(Page text entries)
════════

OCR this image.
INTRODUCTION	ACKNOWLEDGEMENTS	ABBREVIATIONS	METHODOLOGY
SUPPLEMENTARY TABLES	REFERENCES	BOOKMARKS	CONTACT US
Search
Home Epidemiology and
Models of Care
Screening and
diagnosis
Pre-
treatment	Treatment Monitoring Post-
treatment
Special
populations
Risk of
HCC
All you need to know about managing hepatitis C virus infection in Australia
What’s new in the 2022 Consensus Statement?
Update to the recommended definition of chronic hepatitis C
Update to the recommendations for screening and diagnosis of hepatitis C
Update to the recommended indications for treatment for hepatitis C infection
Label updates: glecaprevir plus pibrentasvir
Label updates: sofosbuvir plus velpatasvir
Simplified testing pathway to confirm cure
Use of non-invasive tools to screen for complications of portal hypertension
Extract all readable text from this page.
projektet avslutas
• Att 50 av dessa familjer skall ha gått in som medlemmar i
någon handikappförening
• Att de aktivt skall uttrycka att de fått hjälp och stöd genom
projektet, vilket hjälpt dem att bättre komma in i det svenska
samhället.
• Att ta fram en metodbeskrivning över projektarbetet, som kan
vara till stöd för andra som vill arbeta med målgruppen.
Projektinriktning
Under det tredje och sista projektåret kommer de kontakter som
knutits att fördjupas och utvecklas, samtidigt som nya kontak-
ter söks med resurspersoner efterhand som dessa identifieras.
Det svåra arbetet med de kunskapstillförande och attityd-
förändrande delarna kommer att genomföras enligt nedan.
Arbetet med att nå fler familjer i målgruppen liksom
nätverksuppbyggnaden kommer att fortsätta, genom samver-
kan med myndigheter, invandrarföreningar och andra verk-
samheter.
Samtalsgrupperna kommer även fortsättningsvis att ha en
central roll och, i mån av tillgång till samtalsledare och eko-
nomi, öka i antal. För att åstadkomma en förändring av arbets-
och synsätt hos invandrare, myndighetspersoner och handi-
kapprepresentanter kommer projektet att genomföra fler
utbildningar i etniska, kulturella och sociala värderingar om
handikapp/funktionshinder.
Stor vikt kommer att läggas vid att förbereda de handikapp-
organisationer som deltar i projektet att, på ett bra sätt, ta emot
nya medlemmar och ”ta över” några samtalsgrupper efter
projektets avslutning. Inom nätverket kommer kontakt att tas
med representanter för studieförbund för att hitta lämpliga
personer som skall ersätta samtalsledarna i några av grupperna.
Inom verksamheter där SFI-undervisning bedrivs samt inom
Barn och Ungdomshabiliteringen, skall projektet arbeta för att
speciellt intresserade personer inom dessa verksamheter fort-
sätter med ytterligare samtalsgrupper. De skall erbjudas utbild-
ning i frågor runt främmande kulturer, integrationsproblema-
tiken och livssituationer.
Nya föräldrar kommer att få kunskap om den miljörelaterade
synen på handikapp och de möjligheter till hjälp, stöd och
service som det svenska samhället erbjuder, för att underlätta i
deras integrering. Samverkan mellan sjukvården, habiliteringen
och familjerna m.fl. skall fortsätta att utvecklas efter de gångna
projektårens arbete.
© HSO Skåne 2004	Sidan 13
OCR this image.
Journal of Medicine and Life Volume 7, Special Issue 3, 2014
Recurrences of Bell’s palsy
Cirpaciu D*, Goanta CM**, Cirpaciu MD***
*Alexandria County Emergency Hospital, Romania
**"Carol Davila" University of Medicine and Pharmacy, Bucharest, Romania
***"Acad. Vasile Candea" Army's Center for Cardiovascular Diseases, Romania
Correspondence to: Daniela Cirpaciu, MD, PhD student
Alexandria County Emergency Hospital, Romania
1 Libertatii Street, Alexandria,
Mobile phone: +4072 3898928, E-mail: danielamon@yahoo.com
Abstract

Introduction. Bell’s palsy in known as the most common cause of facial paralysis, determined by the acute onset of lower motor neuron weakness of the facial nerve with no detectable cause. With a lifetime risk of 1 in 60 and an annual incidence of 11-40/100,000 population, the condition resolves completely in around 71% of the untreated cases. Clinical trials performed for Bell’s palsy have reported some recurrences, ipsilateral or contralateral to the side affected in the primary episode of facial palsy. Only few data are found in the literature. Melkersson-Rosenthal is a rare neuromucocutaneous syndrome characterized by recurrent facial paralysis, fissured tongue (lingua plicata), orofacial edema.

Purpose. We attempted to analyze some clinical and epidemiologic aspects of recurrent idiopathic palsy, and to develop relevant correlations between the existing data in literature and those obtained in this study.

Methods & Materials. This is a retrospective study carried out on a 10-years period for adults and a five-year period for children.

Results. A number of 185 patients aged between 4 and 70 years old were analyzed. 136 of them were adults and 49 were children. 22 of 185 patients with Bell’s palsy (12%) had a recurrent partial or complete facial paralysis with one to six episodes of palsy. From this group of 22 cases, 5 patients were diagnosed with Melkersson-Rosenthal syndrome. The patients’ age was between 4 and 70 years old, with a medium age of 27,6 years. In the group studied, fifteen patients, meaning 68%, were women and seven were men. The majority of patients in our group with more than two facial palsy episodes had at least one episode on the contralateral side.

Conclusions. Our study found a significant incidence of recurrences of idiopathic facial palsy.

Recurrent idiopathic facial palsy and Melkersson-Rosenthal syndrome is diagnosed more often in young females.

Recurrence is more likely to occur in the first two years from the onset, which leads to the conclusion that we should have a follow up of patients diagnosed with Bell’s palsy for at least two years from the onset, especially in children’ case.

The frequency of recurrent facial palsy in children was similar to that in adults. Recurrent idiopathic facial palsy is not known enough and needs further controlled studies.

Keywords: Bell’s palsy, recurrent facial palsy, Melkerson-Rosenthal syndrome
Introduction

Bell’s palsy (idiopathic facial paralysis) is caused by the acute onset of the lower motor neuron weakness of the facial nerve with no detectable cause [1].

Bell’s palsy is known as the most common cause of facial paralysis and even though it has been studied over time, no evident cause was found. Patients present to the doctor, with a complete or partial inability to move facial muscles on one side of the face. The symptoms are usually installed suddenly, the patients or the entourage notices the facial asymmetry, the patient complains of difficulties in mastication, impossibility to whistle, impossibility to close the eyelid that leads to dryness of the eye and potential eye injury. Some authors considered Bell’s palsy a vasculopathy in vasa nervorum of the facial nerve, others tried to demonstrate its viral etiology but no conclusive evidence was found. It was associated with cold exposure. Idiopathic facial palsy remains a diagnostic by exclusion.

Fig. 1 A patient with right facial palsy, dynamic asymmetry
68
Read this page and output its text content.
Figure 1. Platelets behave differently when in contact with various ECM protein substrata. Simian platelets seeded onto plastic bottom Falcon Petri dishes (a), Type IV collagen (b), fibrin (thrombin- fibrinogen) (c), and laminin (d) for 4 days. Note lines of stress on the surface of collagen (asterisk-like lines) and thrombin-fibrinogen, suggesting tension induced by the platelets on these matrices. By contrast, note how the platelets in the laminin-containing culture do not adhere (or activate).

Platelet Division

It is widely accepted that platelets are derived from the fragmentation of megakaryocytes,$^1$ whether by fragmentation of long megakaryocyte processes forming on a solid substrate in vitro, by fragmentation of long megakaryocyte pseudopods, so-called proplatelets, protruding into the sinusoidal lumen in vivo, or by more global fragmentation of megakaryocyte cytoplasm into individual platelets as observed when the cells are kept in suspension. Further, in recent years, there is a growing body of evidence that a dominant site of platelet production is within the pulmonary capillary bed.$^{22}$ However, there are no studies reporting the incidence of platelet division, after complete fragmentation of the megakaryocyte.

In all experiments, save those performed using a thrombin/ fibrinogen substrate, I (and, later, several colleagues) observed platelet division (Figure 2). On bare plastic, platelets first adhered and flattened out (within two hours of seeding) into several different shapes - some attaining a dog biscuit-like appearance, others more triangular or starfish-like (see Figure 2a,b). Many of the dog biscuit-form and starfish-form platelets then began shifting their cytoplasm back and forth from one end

════════

### WORK ORDER
Nothing may be left out. Retype all the entries exactly.

### YOUR SOLUTION
OCR this image.
INTRODUCTION	ACKNOWLEDGEMENTS	ABBREVIATIONS	METHODOLOGY
SUPPLEMENTARY TABLES	REFERENCES	BOOKMARKS	CONTACT US
Search
Home Epidemiology and
Models of Care
Screening and
diagnosis
Pre-
treatment	Treatment Monitoring Post-
treatment
Special
populations
Risk of
HCC
All you need to know about managing hepatitis C virus infection in Australia
What’s new in the 2022 Consensus Statement?
Update to the recommended definition of chronic hepatitis C
Update to the recommendations for screening and diagnosis of hepatitis C
Update to the recommended indications for treatment for hepatitis C infection
Label updates: glecaprevir plus pibrentasvir
Label updates: sofosbuvir plus velpatasvir
Simplified testing pathway to confirm cure
Use of non-invasive tools to screen for complications of portal hypertension
Extract all readable text from this page.
projektet avslutas
• Att 50 av dessa familjer skall ha gått in som medlemmar i
någon handikappförening
• Att de aktivt skall uttrycka att de fått hjälp och stöd genom
projektet, vilket hjälpt dem att bättre komma in i det svenska
samhället.
• Att ta fram en metodbeskrivning över projektarbetet, som kan
vara till stöd för andra som vill arbeta med målgruppen.
Projektinriktning
Under det tredje och sista projektåret kommer de kontakter som
knutits att fördjupas och utvecklas, samtidigt som nya kontak-
ter söks med resurspersoner efterhand som dessa identifieras.
Det svåra arbetet med de kunskapstillförande och attityd-
förändrande delarna kommer att genomföras enligt nedan.
Arbetet med att nå fler familjer i målgruppen liksom
nätverksuppbyggnaden kommer att fortsätta, genom samver-
kan med myndigheter, invandrarföreningar och andra verk-
samheter.
Samtalsgrupperna kommer även fortsättningsvis att ha en
central roll och, i mån av tillgång till samtalsledare och eko-
nomi, öka i antal. För att åstadkomma en förändring av arbets-
och synsätt hos invandrare, myndighetspersoner och handi-
kapprepresentanter kommer projektet att genomföra fler
utbildningar i etniska, kulturella och sociala värderingar om
handikapp/funktionshinder.
Stor vikt kommer att läggas vid att förbereda de handikapp-
organisationer som deltar i projektet att, på ett bra sätt, ta emot
nya medlemmar och ”ta över” några samtalsgrupper efter
projektets avslutning. Inom nätverket kommer kontakt att tas
med representanter för studieförbund för att hitta lämpliga
personer som skall ersätta samtalsledarna i några av grupperna.
Inom verksamheter där SFI-undervisning bedrivs samt inom
Barn och Ungdomshabiliteringen, skall projektet arbeta för att
speciellt intresserade personer inom dessa verksamheter fort-
sätter med ytterligare samtalsgrupper. De skall erbjudas utbild-
ning i frågor runt främmande kulturer, integrationsproblema-
tiken och livssituationer.
Nya föräldrar kommer att få kunskap om den miljörelaterade
synen på handikapp och de möjligheter till hjälp, stöd och
service som det svenska samhället erbjuder, för att underlätta i
deras integrering. Samverkan mellan sjukvården, habiliteringen
och familjerna m.fl. skall fortsätta att utvecklas efter de gångna
projektårens arbete.
© HSO Skåne 2004	Sidan 13
OCR this image.
Journal of Medicine and Life Volume 7, Special Issue 3, 2014
Recurrences of Bell’s palsy
Cirpaciu D*, Goanta CM**, Cirpaciu MD***
*Alexandria County Emergency Hospital, Romania
**"Carol Davila" University of Medicine and Pharmacy, Bucharest, Romania
***"Acad. Vasile Candea" Army's Center for Cardiovascular Diseases, Romania
Correspondence to: Daniela Cirpaciu, MD, PhD student
Alexandria County Emergency Hospital, Romania
1 Libertatii Street, Alexandria,
Mobile phone: +4072 3898928, E-mail: danielamon@yahoo.com
Abstract

Introduction. Bell’s palsy in known as the most common cause of facial paralysis, determined by the acute onset of lower motor neuron weakness of the facial nerve with no detectable cause. With a lifetime risk of 1 in 60 and an annual incidence of 11-40/100,000 population, the condition resolves completely in around 71% of the untreated cases. Clinical trials performed for Bell’s palsy have reported some recurrences, ipsilateral or contralateral to the side affected in the primary episode of facial palsy. Only few data are found in the literature. Melkersson-Rosenthal is a rare neuromucocutaneous syndrome characterized by recurrent facial paralysis, fissured tongue (lingua plicata), orofacial edema.

Purpose. We attempted to analyze some clinical and epidemiologic aspects of recurrent idiopathic palsy, and to develop relevant correlations between the existing data in literature and those obtained in this study.

Methods & Materials. This is a retrospective study carried out on a 10-years period for adults and a five-year period for children.

Results. A number of 185 patients aged between 4 and 70 years old were analyzed. 136 of them were adults and 49 were children. 22 of 185 patients with Bell’s palsy (12%) had a recurrent partial or complete facial paralysis with one to six episodes of palsy. From this group of 22 cases, 5 patients were diagnosed with Melkersson-Rosenthal syndrome. The patients’ age was between 4 and 70 years old, with a medium age of 27,6 years. In the group studied, fifteen patients, meaning 68%, were women and seven were men. The majority of patients in our group with more than two facial palsy episodes had at least one episode on the contralateral side.

Conclusions. Our study found a significant incidence of recurrences of idiopathic facial palsy.

Recurrent idiopathic facial palsy and Melkersson-Rosenthal syndrome is diagnosed more often in young females.

Recurrence is more likely to occur in the first two years from the onset, which leads to the conclusion that we should have a follow up of patients diagnosed with Bell’s palsy for at least two years from the onset, especially in children’ case.

The frequency of recurrent facial palsy in children was similar to that in adults. Recurrent idiopathic facial palsy is not known enough and needs further controlled studies.

Keywords: Bell’s palsy, recurrent facial palsy, Melkerson-Rosenthal syndrome
Introduction

Bell’s palsy (idiopathic facial paralysis) is caused by the acute onset of the lower motor neuron weakness of the facial nerve with no detectable cause [1].

Bell’s palsy is known as the most common cause of facial paralysis and even though it has been studied over time, no evident cause was found. Patients present to the doctor, with a complete or partial inability to move facial muscles on one side of the face. The symptoms are usually installed suddenly, the patients or the entourage notices the facial asymmetry, the patient complains of difficulties in mastication, impossibility to whistle, impossibility to close the eyelid that leads to dryness of the eye and potential eye injury. Some authors considered Bell’s palsy a vasculopathy in vasa nervorum of the facial nerve, others tried to demonstrate its viral etiology but no conclusive evidence was found. It was associated with cold exposure. Idiopathic facial palsy remains a diagnostic by exclusion.

Fig. 1 A patient with right facial palsy, dynamic asymmetry
68
Read this page and output its text content.
Figure 1. Platelets behave differently when in contact with various ECM protein substrata. Simian platelets seeded onto plastic bottom Falcon Petri dishes (a), Type IV collagen (b), fibrin (thrombin- fibrinogen) (c), and laminin (d) for 4 days. Note lines of stress on the surface of collagen (asterisk-like lines) and thrombin-fibrinogen, suggesting tension induced by the platelets on these matrices. By contrast, note how the platelets in the laminin-containing culture do not adhere (or activate).

Platelet Division

It is widely accepted that platelets are derived from the fragmentation of megakaryocytes,$^1$ whether by fragmentation of long megakaryocyte processes forming on a solid substrate in vitro, by fragmentation of long megakaryocyte pseudopods, so-called proplatelets, protruding into the sinusoidal lumen in vivo, or by more global fragmentation of megakaryocyte cytoplasm into individual platelets as observed when the cells are kept in suspension. Further, in recent years, there is a growing body of evidence that a dominant site of platelet production is within the pulmonary capillary bed.$^{22}$ However, there are no studies reporting the incidence of platelet division, after complete fragmentation of the megakaryocyte.

In all experiments, save those performed using a thrombin/ fibrinogen substrate, I (and, later, several colleagues) observed platelet division (Figure 2). On bare plastic, platelets first adhered and flattened out (within two hours of seeding) into several different shapes - some attaining a dog biscuit-like appearance, others more triangular or starfish-like (see Figure 2a,b). Many of the dog biscuit-form and starfish-form platelets then began shifting their cytoplasm back and forth from one end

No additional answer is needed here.